**Aim of the task:** The records should be repeated word for word, pictures excluded.

(Dataset items)
# # #
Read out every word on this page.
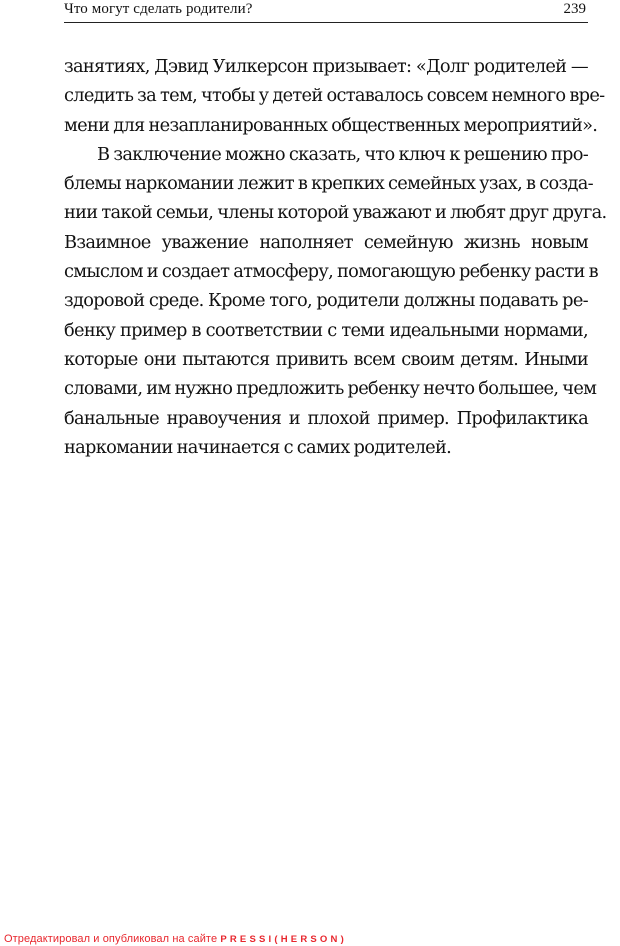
Что могут сделать родители?	239
занятиях, Дэвид Уилкерсон призывает: «Долг родителей —
следить за тем, чтобы у детей оставалось совсем немного вре-
мени для незапланированных общественных мероприятий».
В заключение можно сказать, что ключ к решению про-
блемы наркомании лежит в крепких семейных узах, в созда-
нии такой семьи, члены которой уважают и любят друг друга.
Взаимное уважение наполняет семейную жизнь новым
смыслом и создает атмосферу, помогающую ребенку расти в
здоровой среде. Кроме того, родители должны подавать ре-
бенку пример в соответствии с теми идеальными нормами,
которые они пытаются привить всем своим детям. Иными
словами, им нужно предложить ребенку нечто большее, чем
банальные нравоучения и плохой пример. Профилактика
наркомании начинается с самих родителей.
Отредактировал и опубликовал на сайте PRESSI(HERSON)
# # #
**Solution to this problem:**
Read out every word on this page.
Что могут сделать родители?	239
занятиях, Дэвид Уилкерсон призывает: «Долг родителей —
следить за тем, чтобы у детей оставалось совсем немного вре-
мени для незапланированных общественных мероприятий».
В заключение можно сказать, что ключ к решению про-
блемы наркомании лежит в крепких семейных узах, в созда-
нии такой семьи, члены которой уважают и любят друг друга.
Взаимное уважение наполняет семейную жизнь новым
смыслом и создает атмосферу, помогающую ребенку расти в
здоровой среде. Кроме того, родители должны подавать ре-
бенку пример в соответствии с теми идеальными нормами,
которые они пытаются привить всем своим детям. Иными
словами, им нужно предложить ребенку нечто большее, чем
банальные нравоучения и плохой пример. Профилактика
наркомании начинается с самих родителей.
Отредактировал и опубликовал на сайте PRESSI(HERSON)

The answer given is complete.